Material provided
________________________

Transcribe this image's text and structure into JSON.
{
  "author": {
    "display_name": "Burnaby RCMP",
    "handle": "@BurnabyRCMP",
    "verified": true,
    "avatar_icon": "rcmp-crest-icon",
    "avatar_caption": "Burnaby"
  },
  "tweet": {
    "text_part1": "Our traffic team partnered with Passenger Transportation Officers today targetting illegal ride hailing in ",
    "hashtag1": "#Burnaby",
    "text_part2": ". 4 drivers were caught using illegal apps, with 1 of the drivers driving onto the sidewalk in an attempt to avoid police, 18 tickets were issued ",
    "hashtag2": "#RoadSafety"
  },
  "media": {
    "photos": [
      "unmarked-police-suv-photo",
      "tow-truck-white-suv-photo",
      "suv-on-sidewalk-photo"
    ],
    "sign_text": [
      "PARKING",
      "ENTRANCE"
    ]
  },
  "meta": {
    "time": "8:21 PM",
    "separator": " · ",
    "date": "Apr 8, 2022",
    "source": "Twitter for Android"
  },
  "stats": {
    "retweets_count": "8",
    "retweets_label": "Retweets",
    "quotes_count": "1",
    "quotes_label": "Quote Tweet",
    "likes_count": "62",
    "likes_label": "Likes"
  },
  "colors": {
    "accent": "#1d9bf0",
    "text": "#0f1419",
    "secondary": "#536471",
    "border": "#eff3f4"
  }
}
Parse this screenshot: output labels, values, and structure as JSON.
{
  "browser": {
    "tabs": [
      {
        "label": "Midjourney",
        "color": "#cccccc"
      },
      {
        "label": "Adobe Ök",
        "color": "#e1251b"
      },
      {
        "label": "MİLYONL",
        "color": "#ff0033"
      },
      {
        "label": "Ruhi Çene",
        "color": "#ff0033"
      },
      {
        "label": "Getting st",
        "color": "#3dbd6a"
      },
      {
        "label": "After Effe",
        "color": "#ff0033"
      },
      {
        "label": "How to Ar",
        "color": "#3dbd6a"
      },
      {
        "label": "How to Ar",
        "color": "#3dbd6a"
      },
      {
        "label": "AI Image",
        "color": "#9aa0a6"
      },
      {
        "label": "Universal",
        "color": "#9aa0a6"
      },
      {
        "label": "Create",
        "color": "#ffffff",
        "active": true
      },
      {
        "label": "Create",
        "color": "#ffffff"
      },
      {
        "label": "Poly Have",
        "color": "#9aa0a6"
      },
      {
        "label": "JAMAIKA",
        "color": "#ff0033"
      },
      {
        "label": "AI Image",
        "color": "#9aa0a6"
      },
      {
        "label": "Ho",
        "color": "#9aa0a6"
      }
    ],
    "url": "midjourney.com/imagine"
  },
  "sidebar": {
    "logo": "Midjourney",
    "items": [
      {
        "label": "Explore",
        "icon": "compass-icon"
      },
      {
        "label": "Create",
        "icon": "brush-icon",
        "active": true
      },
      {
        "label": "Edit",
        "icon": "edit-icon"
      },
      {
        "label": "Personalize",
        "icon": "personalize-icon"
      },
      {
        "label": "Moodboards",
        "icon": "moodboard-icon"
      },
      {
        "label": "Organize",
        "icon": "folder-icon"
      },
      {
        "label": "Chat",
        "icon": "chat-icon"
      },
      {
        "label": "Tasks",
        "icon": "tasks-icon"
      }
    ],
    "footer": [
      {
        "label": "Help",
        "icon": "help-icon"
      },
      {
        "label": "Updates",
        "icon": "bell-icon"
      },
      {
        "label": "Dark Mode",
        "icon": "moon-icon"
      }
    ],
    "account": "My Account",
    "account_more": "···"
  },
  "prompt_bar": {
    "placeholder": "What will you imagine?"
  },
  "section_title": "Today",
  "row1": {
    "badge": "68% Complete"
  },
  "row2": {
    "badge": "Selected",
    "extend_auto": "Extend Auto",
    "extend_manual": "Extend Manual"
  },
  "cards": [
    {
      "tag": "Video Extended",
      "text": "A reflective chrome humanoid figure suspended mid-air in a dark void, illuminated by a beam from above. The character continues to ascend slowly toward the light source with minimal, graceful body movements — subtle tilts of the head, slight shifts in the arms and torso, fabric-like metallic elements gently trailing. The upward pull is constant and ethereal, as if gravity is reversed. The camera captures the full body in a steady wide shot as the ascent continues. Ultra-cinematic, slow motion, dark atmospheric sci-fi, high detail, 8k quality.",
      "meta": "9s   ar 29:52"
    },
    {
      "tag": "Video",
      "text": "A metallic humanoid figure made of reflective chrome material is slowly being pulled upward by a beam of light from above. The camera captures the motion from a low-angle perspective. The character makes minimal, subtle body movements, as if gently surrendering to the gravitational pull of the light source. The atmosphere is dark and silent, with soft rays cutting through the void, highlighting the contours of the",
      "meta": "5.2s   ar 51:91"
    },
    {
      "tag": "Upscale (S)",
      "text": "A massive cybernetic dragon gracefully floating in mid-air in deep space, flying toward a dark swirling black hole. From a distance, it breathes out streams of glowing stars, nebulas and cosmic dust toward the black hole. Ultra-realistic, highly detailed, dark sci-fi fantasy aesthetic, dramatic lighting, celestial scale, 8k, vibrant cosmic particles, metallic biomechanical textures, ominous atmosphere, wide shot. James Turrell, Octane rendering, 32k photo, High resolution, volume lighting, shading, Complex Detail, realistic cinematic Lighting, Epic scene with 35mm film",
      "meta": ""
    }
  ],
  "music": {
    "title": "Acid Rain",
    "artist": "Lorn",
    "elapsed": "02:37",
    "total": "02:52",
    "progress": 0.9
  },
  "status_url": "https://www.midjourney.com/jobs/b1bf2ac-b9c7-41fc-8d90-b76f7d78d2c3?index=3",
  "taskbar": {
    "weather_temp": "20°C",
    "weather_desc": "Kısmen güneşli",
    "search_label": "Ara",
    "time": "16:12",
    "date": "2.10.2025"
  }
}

________________________

What you are asked to do
Each record above should be restated word for word.

Answer
Transcribe this image's text and structure into JSON.
{
  "author": {
    "display_name": "Burnaby RCMP",
    "handle": "@BurnabyRCMP",
    "verified": true,
    "avatar_icon": "rcmp-crest-icon",
    "avatar_caption": "Burnaby"
  },
  "tweet": {
    "text_part1": "Our traffic team partnered with Passenger Transportation Officers today targetting illegal ride hailing in ",
    "hashtag1": "#Burnaby",
    "text_part2": ". 4 drivers were caught using illegal apps, with 1 of the drivers driving onto the sidewalk in an attempt to avoid police, 18 tickets were issued ",
    "hashtag2": "#RoadSafety"
  },
  "media": {
    "photos": [
      "unmarked-police-suv-photo",
      "tow-truck-white-suv-photo",
      "suv-on-sidewalk-photo"
    ],
    "sign_text": [
      "PARKING",
      "ENTRANCE"
    ]
  },
  "meta": {
    "time": "8:21 PM",
    "separator": " · ",
    "date": "Apr 8, 2022",
    "source": "Twitter for Android"
  },
  "stats": {
    "retweets_count": "8",
    "retweets_label": "Retweets",
    "quotes_count": "1",
    "quotes_label": "Quote Tweet",
    "likes_count": "62",
    "likes_label": "Likes"
  },
  "colors": {
    "accent": "#1d9bf0",
    "text": "#0f1419",
    "secondary": "#536471",
    "border": "#eff3f4"
  }
}
Parse this screenshot: output labels, values, and structure as JSON.
{
  "browser": {
    "tabs": [
      {
        "label": "Midjourney",
        "color": "#cccccc"
      },
      {
        "label": "Adobe Ök",
        "color": "#e1251b"
      },
      {
        "label": "MİLYONL",
        "color": "#ff0033"
      },
      {
        "label": "Ruhi Çene",
        "color": "#ff0033"
      },
      {
        "label": "Getting st",
        "color": "#3dbd6a"
      },
      {
        "label": "After Effe",
        "color": "#ff0033"
      },
      {
        "label": "How to Ar",
        "color": "#3dbd6a"
      },
      {
        "label": "How to Ar",
        "color": "#3dbd6a"
      },
      {
        "label": "AI Image",
        "color": "#9aa0a6"
      },
      {
        "label": "Universal",
        "color": "#9aa0a6"
      },
      {
        "label": "Create",
        "color": "#ffffff",
        "active": true
      },
      {
        "label": "Create",
        "color": "#ffffff"
      },
      {
        "label": "Poly Have",
        "color": "#9aa0a6"
      },
      {
        "label": "JAMAIKA",
        "color": "#ff0033"
      },
      {
        "label": "AI Image",
        "color": "#9aa0a6"
      },
      {
        "label": "Ho",
        "color": "#9aa0a6"
      }
    ],
    "url": "midjourney.com/imagine"
  },
  "sidebar": {
    "logo": "Midjourney",
    "items": [
      {
        "label": "Explore",
        "icon": "compass-icon"
      },
      {
        "label": "Create",
        "icon": "brush-icon",
        "active": true
      },
      {
        "label": "Edit",
        "icon": "edit-icon"
      },
      {
        "label": "Personalize",
        "icon": "personalize-icon"
      },
      {
        "label": "Moodboards",
        "icon": "moodboard-icon"
      },
      {
        "label": "Organize",
        "icon": "folder-icon"
      },
      {
        "label": "Chat",
        "icon": "chat-icon"
      },
      {
        "label": "Tasks",
        "icon": "tasks-icon"
      }
    ],
    "footer": [
      {
        "label": "Help",
        "icon": "help-icon"
      },
      {
        "label": "Updates",
        "icon": "bell-icon"
      },
      {
        "label": "Dark Mode",
        "icon": "moon-icon"
      }
    ],
    "account": "My Account",
    "account_more": "···"
  },
  "prompt_bar": {
    "placeholder": "What will you imagine?"
  },
  "section_title": "Today",
  "row1": {
    "badge": "68% Complete"
  },
  "row2": {
    "badge": "Selected",
    "extend_auto": "Extend Auto",
    "extend_manual": "Extend Manual"
  },
  "cards": [
    {
      "tag": "Video Extended",
      "text": "A reflective chrome humanoid figure suspended mid-air in a dark void, illuminated by a beam from above. The character continues to ascend slowly toward the light source with minimal, graceful body movements — subtle tilts of the head, slight shifts in the arms and torso, fabric-like metallic elements gently trailing. The upward pull is constant and ethereal, as if gravity is reversed. The camera captures the full body in a steady wide shot as the ascent continues. Ultra-cinematic, slow motion, dark atmospheric sci-fi, high detail, 8k quality.",
      "meta": "9s   ar 29:52"
    },
    {
      "tag": "Video",
      "text": "A metallic humanoid figure made of reflective chrome material is slowly being pulled upward by a beam of light from above. The camera captures the motion from a low-angle perspective. The character makes minimal, subtle body movements, as if gently surrendering to the gravitational pull of the light source. The atmosphere is dark and silent, with soft rays cutting through the void, highlighting the contours of the",
      "meta": "5.2s   ar 51:91"
    },
    {
      "tag": "Upscale (S)",
      "text": "A massive cybernetic dragon gracefully floating in mid-air in deep space, flying toward a dark swirling black hole. From a distance, it breathes out streams of glowing stars, nebulas and cosmic dust toward the black hole. Ultra-realistic, highly detailed, dark sci-fi fantasy aesthetic, dramatic lighting, celestial scale, 8k, vibrant cosmic particles, metallic biomechanical textures, ominous atmosphere, wide shot. James Turrell, Octane rendering, 32k photo, High resolution, volume lighting, shading, Complex Detail, realistic cinematic Lighting, Epic scene with 35mm film",
      "meta": ""
    }
  ],
  "music": {
    "title": "Acid Rain",
    "artist": "Lorn",
    "elapsed": "02:37",
    "total": "02:52",
    "progress": 0.9
  },
  "status_url": "https://www.midjourney.com/jobs/b1bf2ac-b9c7-41fc-8d90-b76f7d78d2c3?index=3",
  "taskbar": {
    "weather_temp": "20°C",
    "weather_desc": "Kısmen güneşli",
    "search_label": "Ara",
    "time": "16:12",
    "date": "2.10.2025"
  }
}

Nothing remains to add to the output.